PROBLEM TO SOLVE: Leave out the pictures; transcribe all else exactly.
____________
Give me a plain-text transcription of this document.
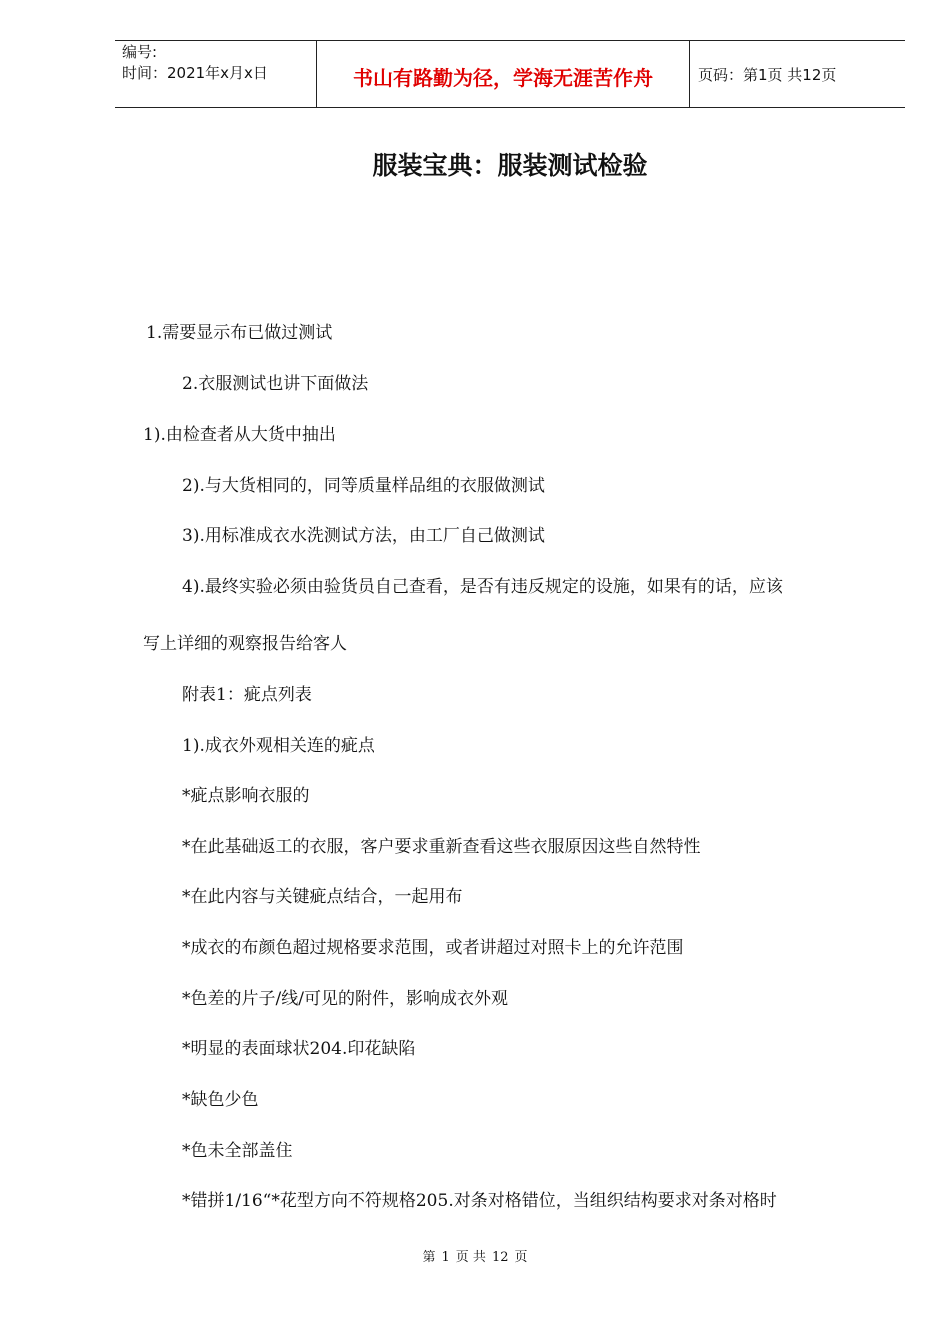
编号:
时间：2021年x月x日	书山有路勤为径，学海无涯苦作舟	页码：第1页 共12页
服装宝典：服装测试检验
1.需要显示布已做过测试
2.衣服测试也讲下面做法
1).由检查者从大货中抽出
2).与大货相同的，同等质量样品组的衣服做测试
3).用标准成衣水洗测试方法，由工厂自己做测试
4).最终实验必须由验货员自己查看，是否有违反规定的设施，如果有的话，应该
写上详细的观察报告给客人
附表1：疵点列表
1).成衣外观相关连的疵点
*疵点影响衣服的
*在此基础返工的衣服，客户要求重新查看这些衣服原因这些自然特性
*在此内容与关键疵点结合，一起用布
*成衣的布颜色超过规格要求范围，或者讲超过对照卡上的允许范围
*色差的片子/线/可见的附件，影响成衣外观
*明显的表面球状204.印花缺陷
*缺色少色
*色未全部盖住
*错拼1/16“*花型方向不符规格205.对条对格错位，当组织结构要求对条对格时
第 1 页 共 12 页
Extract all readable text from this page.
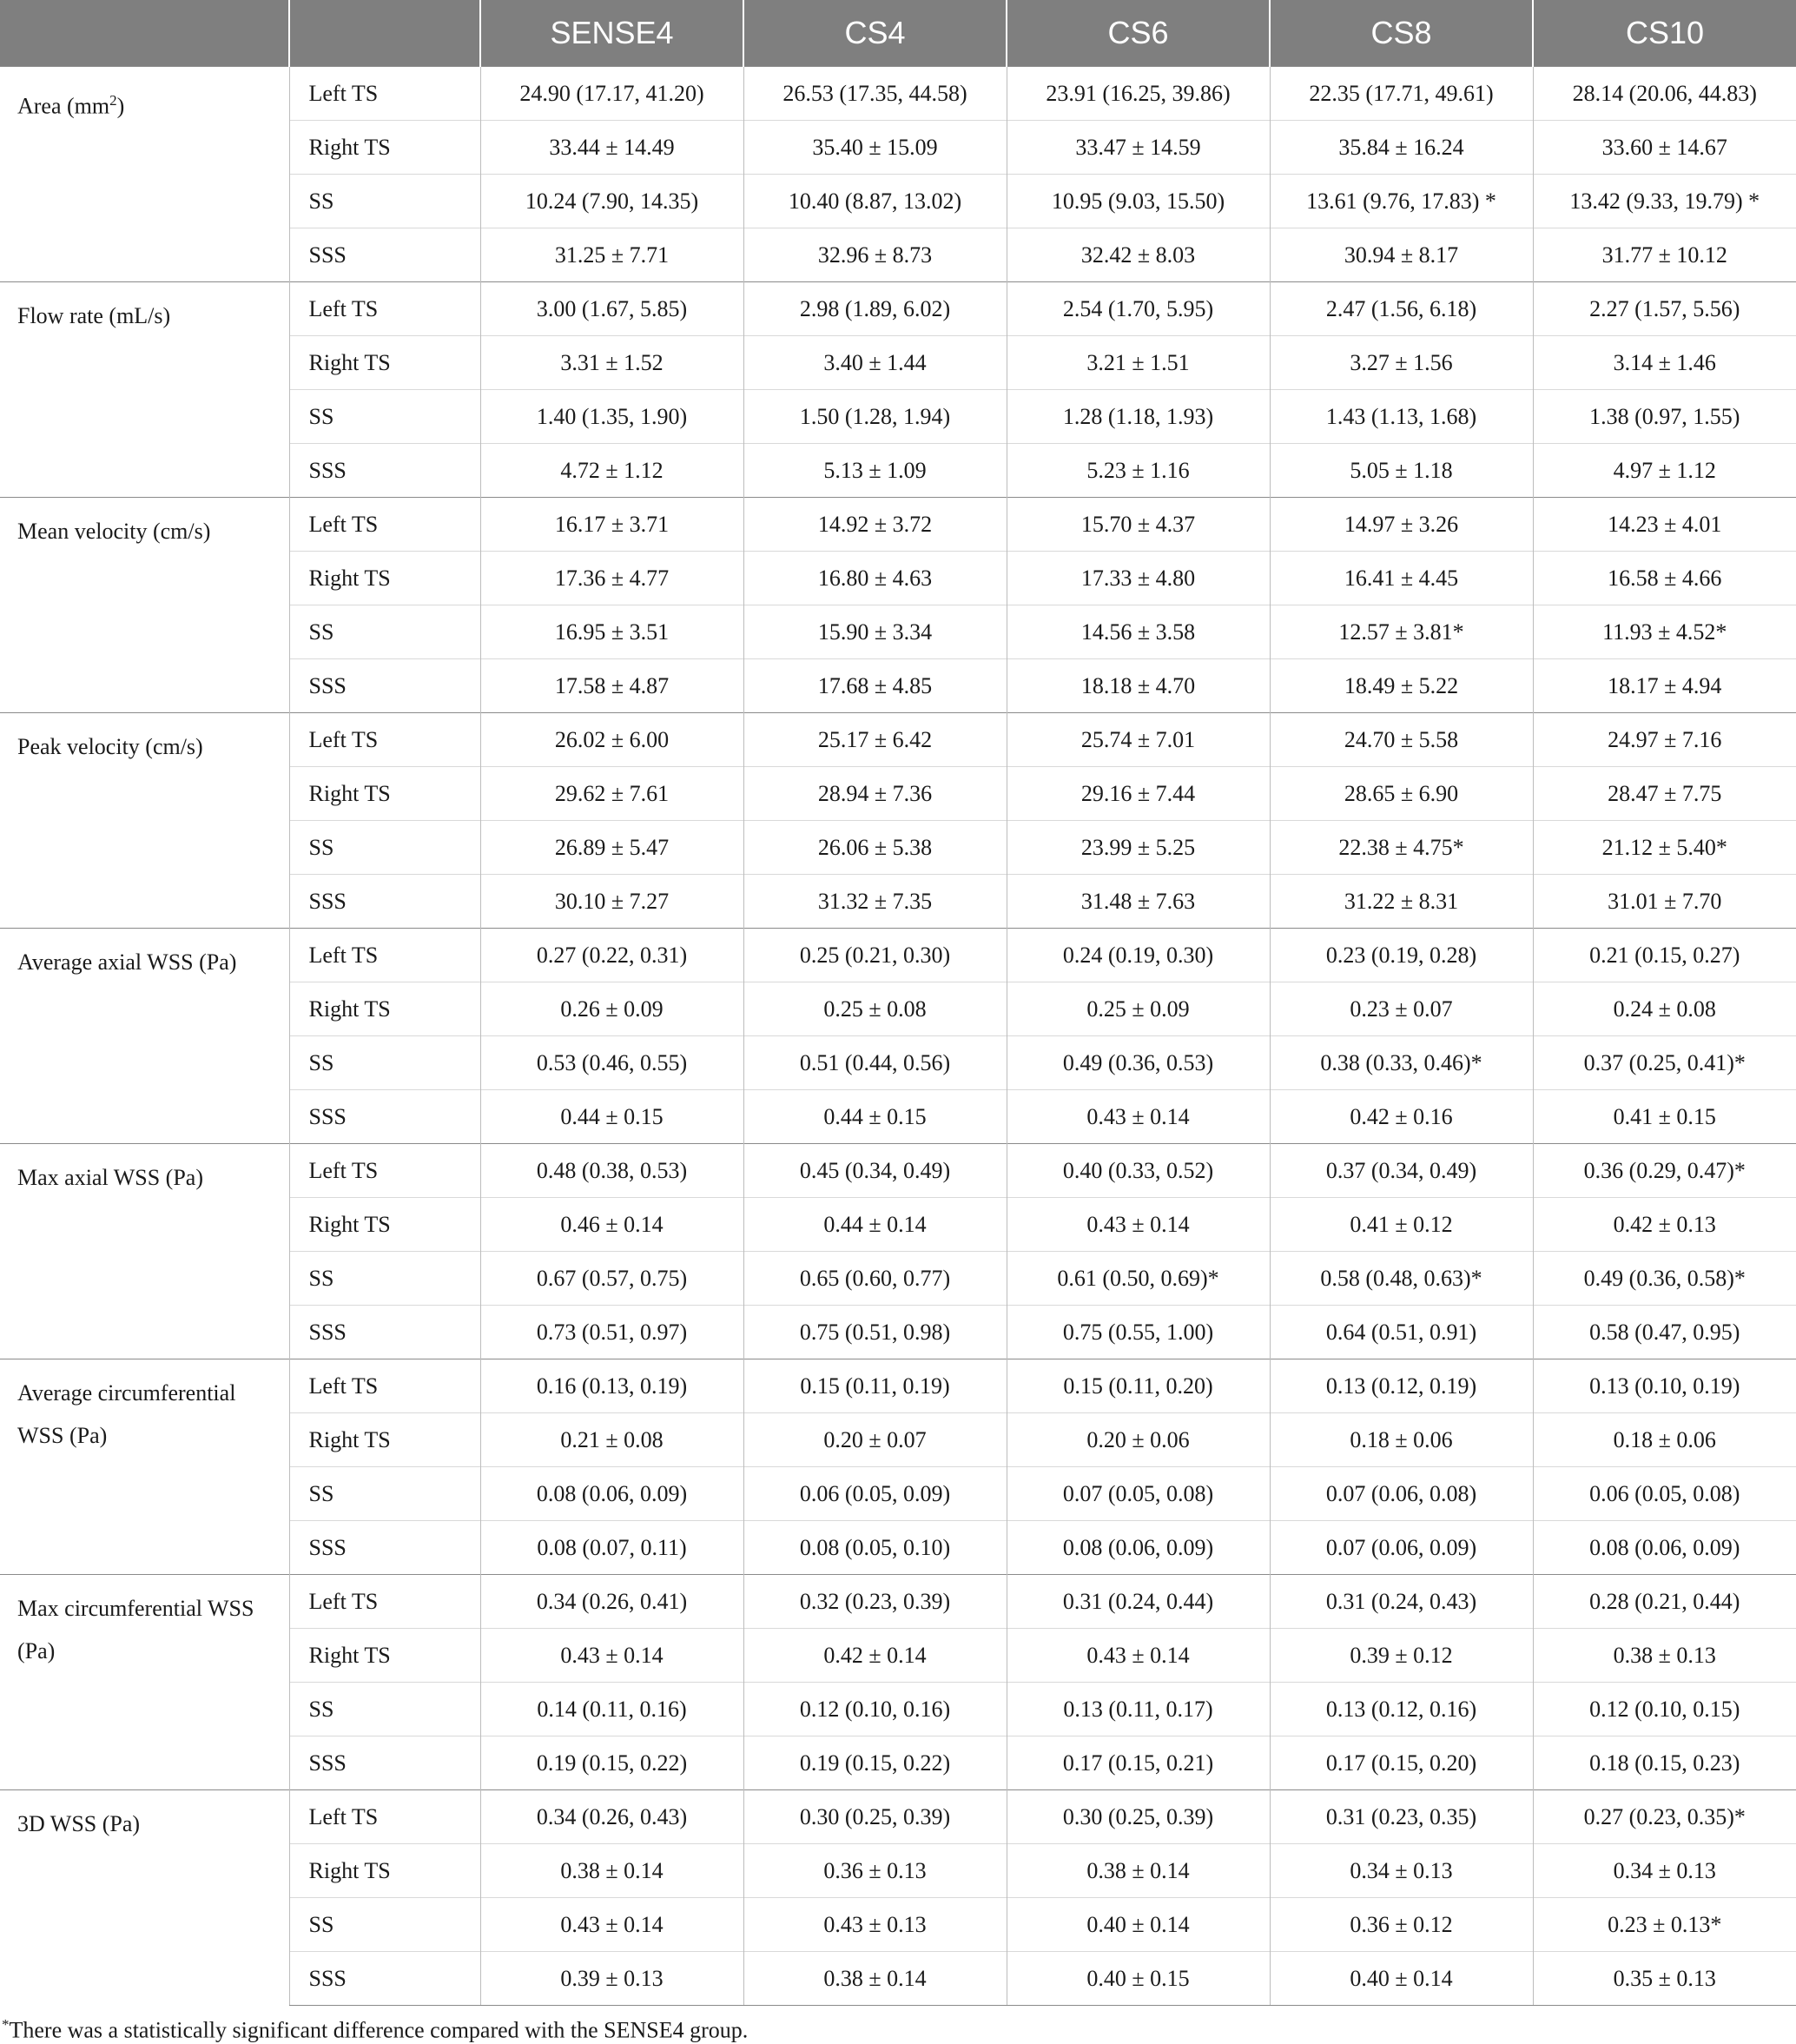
		SENSE4	CS4	CS6	CS8	CS10
Area $(mm^2)$	Left TS	24.90 (17.17, 41.20)	26.53 (17.35, 44.58)	23.91 (16.25, 39.86)	22.35 (17.71, 49.61)	28.14 (20.06, 44.83)
	Right TS	33.44 ± 14.49	35.40 ± 15.09	33.47 ± 14.59	35.84 ± 16.24	33.60 ± 14.67
	SS	10.24 (7.90, 14.35)	10.40 (8.87, 13.02)	10.95 (9.03, 15.50)	13.61 (9.76, 17.83) *	13.42 (9.33, 19.79) *
	SSS	31.25 ± 7.71	32.96 ± 8.73	32.42 ± 8.03	30.94 ± 8.17	31.77 ± 10.12
Flow rate (mL/s)	Left TS	3.00 (1.67, 5.85)	2.98 (1.89, 6.02)	2.54 (1.70, 5.95)	2.47 (1.56, 6.18)	2.27 (1.57, 5.56)
	Right TS	3.31 ± 1.52	3.40 ± 1.44	3.21 ± 1.51	3.27 ± 1.56	3.14 ± 1.46
	SS	1.40 (1.35, 1.90)	1.50 (1.28, 1.94)	1.28 (1.18, 1.93)	1.43 (1.13, 1.68)	1.38 (0.97, 1.55)
	SSS	4.72 ± 1.12	5.13 ± 1.09	5.23 ± 1.16	5.05 ± 1.18	4.97 ± 1.12
Mean velocity (cm/s)	Left TS	16.17 ± 3.71	14.92 ± 3.72	15.70 ± 4.37	14.97 ± 3.26	14.23 ± 4.01
	Right TS	17.36 ± 4.77	16.80 ± 4.63	17.33 ± 4.80	16.41 ± 4.45	16.58 ± 4.66
	SS	16.95 ± 3.51	15.90 ± 3.34	14.56 ± 3.58	12.57 ± 3.81*	11.93 ± 4.52*
	SSS	17.58 ± 4.87	17.68 ± 4.85	18.18 ± 4.70	18.49 ± 5.22	18.17 ± 4.94
Peak velocity (cm/s)	Left TS	26.02 ± 6.00	25.17 ± 6.42	25.74 ± 7.01	24.70 ± 5.58	24.97 ± 7.16
	Right TS	29.62 ± 7.61	28.94 ± 7.36	29.16 ± 7.44	28.65 ± 6.90	28.47 ± 7.75
	SS	26.89 ± 5.47	26.06 ± 5.38	23.99 ± 5.25	22.38 ± 4.75*	21.12 ± 5.40*
	SSS	30.10 ± 7.27	31.32 ± 7.35	31.48 ± 7.63	31.22 ± 8.31	31.01 ± 7.70
Average axial WSS (Pa)	Left TS	0.27 (0.22, 0.31)	0.25 (0.21, 0.30)	0.24 (0.19, 0.30)	0.23 (0.19, 0.28)	0.21 (0.15, 0.27)
	Right TS	0.26 ± 0.09	0.25 ± 0.08	0.25 ± 0.09	0.23 ± 0.07	0.24 ± 0.08
	SS	0.53 (0.46, 0.55)	0.51 (0.44, 0.56)	0.49 (0.36, 0.53)	0.38 (0.33, 0.46)*	0.37 (0.25, 0.41)*
	SSS	0.44 ± 0.15	0.44 ± 0.15	0.43 ± 0.14	0.42 ± 0.16	0.41 ± 0.15
Max axial WSS (Pa)	Left TS	0.48 (0.38, 0.53)	0.45 (0.34, 0.49)	0.40 (0.33, 0.52)	0.37 (0.34, 0.49)	0.36 (0.29, 0.47)*
	Right TS	0.46 ± 0.14	0.44 ± 0.14	0.43 ± 0.14	0.41 ± 0.12	0.42 ± 0.13
	SS	0.67 (0.57, 0.75)	0.65 (0.60, 0.77)	0.61 (0.50, 0.69)*	0.58 (0.48, 0.63)*	0.49 (0.36, 0.58)*
	SSS	0.73 (0.51, 0.97)	0.75 (0.51, 0.98)	0.75 (0.55, 1.00)	0.64 (0.51, 0.91)	0.58 (0.47, 0.95)
Average circumferential WSS (Pa)	Left TS	0.16 (0.13, 0.19)	0.15 (0.11, 0.19)	0.15 (0.11, 0.20)	0.13 (0.12, 0.19)	0.13 (0.10, 0.19)
	Right TS	0.21 ± 0.08	0.20 ± 0.07	0.20 ± 0.06	0.18 ± 0.06	0.18 ± 0.06
	SS	0.08 (0.06, 0.09)	0.06 (0.05, 0.09)	0.07 (0.05, 0.08)	0.07 (0.06, 0.08)	0.06 (0.05, 0.08)
	SSS	0.08 (0.07, 0.11)	0.08 (0.05, 0.10)	0.08 (0.06, 0.09)	0.07 (0.06, 0.09)	0.08 (0.06, 0.09)
Max circumferential WSS (Pa)	Left TS	0.34 (0.26, 0.41)	0.32 (0.23, 0.39)	0.31 (0.24, 0.44)	0.31 (0.24, 0.43)	0.28 (0.21, 0.44)
	Right TS	0.43 ± 0.14	0.42 ± 0.14	0.43 ± 0.14	0.39 ± 0.12	0.38 ± 0.13
	SS	0.14 (0.11, 0.16)	0.12 (0.10, 0.16)	0.13 (0.11, 0.17)	0.13 (0.12, 0.16)	0.12 (0.10, 0.15)
	SSS	0.19 (0.15, 0.22)	0.19 (0.15, 0.22)	0.17 (0.15, 0.21)	0.17 (0.15, 0.20)	0.18 (0.15, 0.23)
3D WSS (Pa)	Left TS	0.34 (0.26, 0.43)	0.30 (0.25, 0.39)	0.30 (0.25, 0.39)	0.31 (0.23, 0.35)	0.27 (0.23, 0.35)*
	Right TS	0.38 ± 0.14	0.36 ± 0.13	0.38 ± 0.14	0.34 ± 0.13	0.34 ± 0.13
	SS	0.43 ± 0.14	0.43 ± 0.13	0.40 ± 0.14	0.36 ± 0.12	0.23 ± 0.13*
	SSS	0.39 ± 0.13	0.38 ± 0.14	0.40 ± 0.15	0.40 ± 0.14	0.35 ± 0.13
*There was a statistically significant difference compared with the SENSE4 group.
____________
ANSWER TO THIS TASK:
Give me a plain-text transcription of this document.
编号:
时间：2021年x月x日	书山有路勤为径，学海无涯苦作舟	页码：第1页 共12页
服装宝典：服装测试检验
1.需要显示布已做过测试
2.衣服测试也讲下面做法
1).由检查者从大货中抽出
2).与大货相同的，同等质量样品组的衣服做测试
3).用标准成衣水洗测试方法，由工厂自己做测试
4).最终实验必须由验货员自己查看，是否有违反规定的设施，如果有的话，应该
写上详细的观察报告给客人
附表1：疵点列表
1).成衣外观相关连的疵点
*疵点影响衣服的
*在此基础返工的衣服，客户要求重新查看这些衣服原因这些自然特性
*在此内容与关键疵点结合，一起用布
*成衣的布颜色超过规格要求范围，或者讲超过对照卡上的允许范围
*色差的片子/线/可见的附件，影响成衣外观
*明显的表面球状204.印花缺陷
*缺色少色
*色未全部盖住
*错拼1/16“*花型方向不符规格205.对条对格错位，当组织结构要求对条对格时
第 1 页 共 12 页
Extract all readable text from this page.
		SENSE4	CS4	CS6	CS8	CS10
Area $(mm^2)$	Left TS	24.90 (17.17, 41.20)	26.53 (17.35, 44.58)	23.91 (16.25, 39.86)	22.35 (17.71, 49.61)	28.14 (20.06, 44.83)
	Right TS	33.44 ± 14.49	35.40 ± 15.09	33.47 ± 14.59	35.84 ± 16.24	33.60 ± 14.67
	SS	10.24 (7.90, 14.35)	10.40 (8.87, 13.02)	10.95 (9.03, 15.50)	13.61 (9.76, 17.83) *	13.42 (9.33, 19.79) *
	SSS	31.25 ± 7.71	32.96 ± 8.73	32.42 ± 8.03	30.94 ± 8.17	31.77 ± 10.12
Flow rate (mL/s)	Left TS	3.00 (1.67, 5.85)	2.98 (1.89, 6.02)	2.54 (1.70, 5.95)	2.47 (1.56, 6.18)	2.27 (1.57, 5.56)
	Right TS	3.31 ± 1.52	3.40 ± 1.44	3.21 ± 1.51	3.27 ± 1.56	3.14 ± 1.46
	SS	1.40 (1.35, 1.90)	1.50 (1.28, 1.94)	1.28 (1.18, 1.93)	1.43 (1.13, 1.68)	1.38 (0.97, 1.55)
	SSS	4.72 ± 1.12	5.13 ± 1.09	5.23 ± 1.16	5.05 ± 1.18	4.97 ± 1.12
Mean velocity (cm/s)	Left TS	16.17 ± 3.71	14.92 ± 3.72	15.70 ± 4.37	14.97 ± 3.26	14.23 ± 4.01
	Right TS	17.36 ± 4.77	16.80 ± 4.63	17.33 ± 4.80	16.41 ± 4.45	16.58 ± 4.66
	SS	16.95 ± 3.51	15.90 ± 3.34	14.56 ± 3.58	12.57 ± 3.81*	11.93 ± 4.52*
	SSS	17.58 ± 4.87	17.68 ± 4.85	18.18 ± 4.70	18.49 ± 5.22	18.17 ± 4.94
Peak velocity (cm/s)	Left TS	26.02 ± 6.00	25.17 ± 6.42	25.74 ± 7.01	24.70 ± 5.58	24.97 ± 7.16
	Right TS	29.62 ± 7.61	28.94 ± 7.36	29.16 ± 7.44	28.65 ± 6.90	28.47 ± 7.75
	SS	26.89 ± 5.47	26.06 ± 5.38	23.99 ± 5.25	22.38 ± 4.75*	21.12 ± 5.40*
	SSS	30.10 ± 7.27	31.32 ± 7.35	31.48 ± 7.63	31.22 ± 8.31	31.01 ± 7.70
Average axial WSS (Pa)	Left TS	0.27 (0.22, 0.31)	0.25 (0.21, 0.30)	0.24 (0.19, 0.30)	0.23 (0.19, 0.28)	0.21 (0.15, 0.27)
	Right TS	0.26 ± 0.09	0.25 ± 0.08	0.25 ± 0.09	0.23 ± 0.07	0.24 ± 0.08
	SS	0.53 (0.46, 0.55)	0.51 (0.44, 0.56)	0.49 (0.36, 0.53)	0.38 (0.33, 0.46)*	0.37 (0.25, 0.41)*
	SSS	0.44 ± 0.15	0.44 ± 0.15	0.43 ± 0.14	0.42 ± 0.16	0.41 ± 0.15
Max axial WSS (Pa)	Left TS	0.48 (0.38, 0.53)	0.45 (0.34, 0.49)	0.40 (0.33, 0.52)	0.37 (0.34, 0.49)	0.36 (0.29, 0.47)*
	Right TS	0.46 ± 0.14	0.44 ± 0.14	0.43 ± 0.14	0.41 ± 0.12	0.42 ± 0.13
	SS	0.67 (0.57, 0.75)	0.65 (0.60, 0.77)	0.61 (0.50, 0.69)*	0.58 (0.48, 0.63)*	0.49 (0.36, 0.58)*
	SSS	0.73 (0.51, 0.97)	0.75 (0.51, 0.98)	0.75 (0.55, 1.00)	0.64 (0.51, 0.91)	0.58 (0.47, 0.95)
Average circumferential WSS (Pa)	Left TS	0.16 (0.13, 0.19)	0.15 (0.11, 0.19)	0.15 (0.11, 0.20)	0.13 (0.12, 0.19)	0.13 (0.10, 0.19)
	Right TS	0.21 ± 0.08	0.20 ± 0.07	0.20 ± 0.06	0.18 ± 0.06	0.18 ± 0.06
	SS	0.08 (0.06, 0.09)	0.06 (0.05, 0.09)	0.07 (0.05, 0.08)	0.07 (0.06, 0.08)	0.06 (0.05, 0.08)
	SSS	0.08 (0.07, 0.11)	0.08 (0.05, 0.10)	0.08 (0.06, 0.09)	0.07 (0.06, 0.09)	0.08 (0.06, 0.09)
Max circumferential WSS (Pa)	Left TS	0.34 (0.26, 0.41)	0.32 (0.23, 0.39)	0.31 (0.24, 0.44)	0.31 (0.24, 0.43)	0.28 (0.21, 0.44)
	Right TS	0.43 ± 0.14	0.42 ± 0.14	0.43 ± 0.14	0.39 ± 0.12	0.38 ± 0.13
	SS	0.14 (0.11, 0.16)	0.12 (0.10, 0.16)	0.13 (0.11, 0.17)	0.13 (0.12, 0.16)	0.12 (0.10, 0.15)
	SSS	0.19 (0.15, 0.22)	0.19 (0.15, 0.22)	0.17 (0.15, 0.21)	0.17 (0.15, 0.20)	0.18 (0.15, 0.23)
3D WSS (Pa)	Left TS	0.34 (0.26, 0.43)	0.30 (0.25, 0.39)	0.30 (0.25, 0.39)	0.31 (0.23, 0.35)	0.27 (0.23, 0.35)*
	Right TS	0.38 ± 0.14	0.36 ± 0.13	0.38 ± 0.14	0.34 ± 0.13	0.34 ± 0.13
	SS	0.43 ± 0.14	0.43 ± 0.13	0.40 ± 0.14	0.36 ± 0.12	0.23 ± 0.13*
	SSS	0.39 ± 0.13	0.38 ± 0.14	0.40 ± 0.15	0.40 ± 0.14	0.35 ± 0.13
*There was a statistically significant difference compared with the SENSE4 group.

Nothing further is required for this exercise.